• _WORK TO DO_: Starting at the first line of the items and ending at the line containing "series-1: [204, 276, 1905, 1135]", render those lines as a Markdown table with the columns Row and Line Text, leaving out any blank lines.

• _WORKING DATA_:

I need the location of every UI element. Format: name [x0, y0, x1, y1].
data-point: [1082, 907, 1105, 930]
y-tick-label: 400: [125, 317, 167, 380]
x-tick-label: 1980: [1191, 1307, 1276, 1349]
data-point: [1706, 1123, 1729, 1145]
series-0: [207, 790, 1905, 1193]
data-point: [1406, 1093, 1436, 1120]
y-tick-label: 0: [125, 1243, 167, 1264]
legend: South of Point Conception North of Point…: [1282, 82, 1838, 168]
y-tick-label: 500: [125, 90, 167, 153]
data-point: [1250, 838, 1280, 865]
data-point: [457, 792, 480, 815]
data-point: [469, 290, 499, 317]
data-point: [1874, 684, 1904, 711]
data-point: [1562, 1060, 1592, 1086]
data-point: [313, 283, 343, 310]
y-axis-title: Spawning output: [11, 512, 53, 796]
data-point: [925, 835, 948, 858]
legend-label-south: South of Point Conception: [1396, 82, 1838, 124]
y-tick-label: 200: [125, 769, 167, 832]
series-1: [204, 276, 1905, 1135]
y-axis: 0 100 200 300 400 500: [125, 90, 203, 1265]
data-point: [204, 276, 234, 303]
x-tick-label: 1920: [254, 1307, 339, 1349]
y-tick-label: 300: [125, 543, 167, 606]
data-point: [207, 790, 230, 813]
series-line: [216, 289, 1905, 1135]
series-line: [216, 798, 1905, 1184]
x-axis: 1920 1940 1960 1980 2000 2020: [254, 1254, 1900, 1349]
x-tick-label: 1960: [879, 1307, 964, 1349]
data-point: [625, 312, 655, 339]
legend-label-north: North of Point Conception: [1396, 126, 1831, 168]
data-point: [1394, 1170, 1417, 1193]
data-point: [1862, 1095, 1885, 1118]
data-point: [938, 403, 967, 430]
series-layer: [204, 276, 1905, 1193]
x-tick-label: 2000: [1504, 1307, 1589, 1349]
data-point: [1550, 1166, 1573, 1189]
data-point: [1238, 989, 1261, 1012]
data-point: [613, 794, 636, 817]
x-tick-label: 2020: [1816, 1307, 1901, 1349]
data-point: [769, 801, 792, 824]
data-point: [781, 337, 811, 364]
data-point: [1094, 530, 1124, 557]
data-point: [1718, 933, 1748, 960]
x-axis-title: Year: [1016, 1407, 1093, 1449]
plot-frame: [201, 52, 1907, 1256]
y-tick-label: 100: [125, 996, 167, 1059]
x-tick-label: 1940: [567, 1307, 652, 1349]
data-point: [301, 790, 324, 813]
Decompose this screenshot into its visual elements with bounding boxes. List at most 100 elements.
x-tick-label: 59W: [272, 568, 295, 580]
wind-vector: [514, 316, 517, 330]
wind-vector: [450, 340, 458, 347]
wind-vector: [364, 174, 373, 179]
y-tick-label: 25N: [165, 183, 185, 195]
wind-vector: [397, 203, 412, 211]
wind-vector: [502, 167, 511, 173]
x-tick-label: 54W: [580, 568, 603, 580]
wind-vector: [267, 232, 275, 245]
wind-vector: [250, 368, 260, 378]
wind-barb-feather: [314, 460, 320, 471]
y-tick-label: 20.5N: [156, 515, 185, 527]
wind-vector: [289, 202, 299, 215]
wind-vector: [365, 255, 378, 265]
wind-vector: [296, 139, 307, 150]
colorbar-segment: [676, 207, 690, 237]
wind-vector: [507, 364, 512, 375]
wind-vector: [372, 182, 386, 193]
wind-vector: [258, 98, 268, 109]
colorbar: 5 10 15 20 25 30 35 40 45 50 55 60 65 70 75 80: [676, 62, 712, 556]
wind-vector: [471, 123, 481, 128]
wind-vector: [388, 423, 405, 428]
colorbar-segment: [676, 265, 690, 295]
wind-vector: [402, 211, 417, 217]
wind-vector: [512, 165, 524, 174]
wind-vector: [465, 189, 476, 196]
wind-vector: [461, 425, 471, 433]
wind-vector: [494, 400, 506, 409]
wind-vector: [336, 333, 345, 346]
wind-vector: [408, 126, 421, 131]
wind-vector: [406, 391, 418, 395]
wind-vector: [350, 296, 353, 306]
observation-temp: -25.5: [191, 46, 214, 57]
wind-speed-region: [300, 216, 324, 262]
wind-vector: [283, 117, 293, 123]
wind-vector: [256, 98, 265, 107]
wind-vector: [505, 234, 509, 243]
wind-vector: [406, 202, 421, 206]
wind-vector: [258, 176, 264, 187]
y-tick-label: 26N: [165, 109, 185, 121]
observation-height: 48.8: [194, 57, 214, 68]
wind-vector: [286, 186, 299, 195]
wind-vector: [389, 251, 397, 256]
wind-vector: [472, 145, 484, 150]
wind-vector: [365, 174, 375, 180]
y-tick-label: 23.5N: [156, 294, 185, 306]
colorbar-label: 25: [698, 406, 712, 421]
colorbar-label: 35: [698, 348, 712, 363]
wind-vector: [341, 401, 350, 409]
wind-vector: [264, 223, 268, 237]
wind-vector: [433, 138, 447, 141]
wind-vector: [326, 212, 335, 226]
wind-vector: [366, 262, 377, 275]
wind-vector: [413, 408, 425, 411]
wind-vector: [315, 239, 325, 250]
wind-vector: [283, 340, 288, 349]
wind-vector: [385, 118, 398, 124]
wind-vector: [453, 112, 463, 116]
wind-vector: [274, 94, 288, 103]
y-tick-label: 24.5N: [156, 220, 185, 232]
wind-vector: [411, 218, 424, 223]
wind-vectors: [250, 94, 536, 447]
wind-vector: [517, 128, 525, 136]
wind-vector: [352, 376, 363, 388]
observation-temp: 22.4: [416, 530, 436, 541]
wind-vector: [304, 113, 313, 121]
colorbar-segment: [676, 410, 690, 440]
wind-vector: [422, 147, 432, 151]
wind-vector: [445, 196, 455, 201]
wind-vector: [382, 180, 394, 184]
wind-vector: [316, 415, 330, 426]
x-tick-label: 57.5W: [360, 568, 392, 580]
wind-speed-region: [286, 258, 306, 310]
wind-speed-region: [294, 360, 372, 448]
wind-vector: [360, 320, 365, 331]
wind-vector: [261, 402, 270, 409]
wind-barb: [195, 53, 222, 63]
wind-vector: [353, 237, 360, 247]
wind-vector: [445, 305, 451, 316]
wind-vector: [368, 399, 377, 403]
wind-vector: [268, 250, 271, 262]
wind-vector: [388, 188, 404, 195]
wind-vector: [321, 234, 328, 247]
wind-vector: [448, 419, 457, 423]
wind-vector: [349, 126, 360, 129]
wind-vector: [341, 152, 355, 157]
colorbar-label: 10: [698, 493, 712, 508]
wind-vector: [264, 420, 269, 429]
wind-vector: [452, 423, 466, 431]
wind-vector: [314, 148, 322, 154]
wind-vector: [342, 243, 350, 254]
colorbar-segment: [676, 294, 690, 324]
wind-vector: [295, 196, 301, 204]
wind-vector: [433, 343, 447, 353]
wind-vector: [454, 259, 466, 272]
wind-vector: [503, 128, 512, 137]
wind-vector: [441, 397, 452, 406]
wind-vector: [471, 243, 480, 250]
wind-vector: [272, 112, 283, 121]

• _FULL SOLUTION_:
| Row | Line Text |
|---|---|
| 1 | I need the location of every UI element. Format: name [x0, y0, x1, y1]. |
| 2 | data-point: [1082, 907, 1105, 930] |
| 3 | y-tick-label: 400: [125, 317, 167, 380] |
| 4 | x-tick-label: 1980: [1191, 1307, 1276, 1349] |
| 5 | data-point: [1706, 1123, 1729, 1145] |
| 6 | series-0: [207, 790, 1905, 1193] |
| 7 | data-point: [1406, 1093, 1436, 1120] |
| 8 | y-tick-label: 0: [125, 1243, 167, 1264] |
| 9 | legend: South of Point Conception North of Point…: [1282, 82, 1838, 168] |
| 10 | y-tick-label: 500: [125, 90, 167, 153] |
| 11 | data-point: [1250, 838, 1280, 865] |
| 12 | data-point: [457, 792, 480, 815] |
| 13 | data-point: [469, 290, 499, 317] |
| 14 | data-point: [1874, 684, 1904, 711] |
| 15 | data-point: [1562, 1060, 1592, 1086] |
| 16 | data-point: [313, 283, 343, 310] |
| 17 | y-axis-title: Spawning output: [11, 512, 53, 796] |
| 18 | data-point: [925, 835, 948, 858] |
| 19 | legend-label-south: South of Point Conception: [1396, 82, 1838, 124] |
| 20 | y-tick-label: 200: [125, 769, 167, 832] |
| 21 | series-1: [204, 276, 1905, 1135] |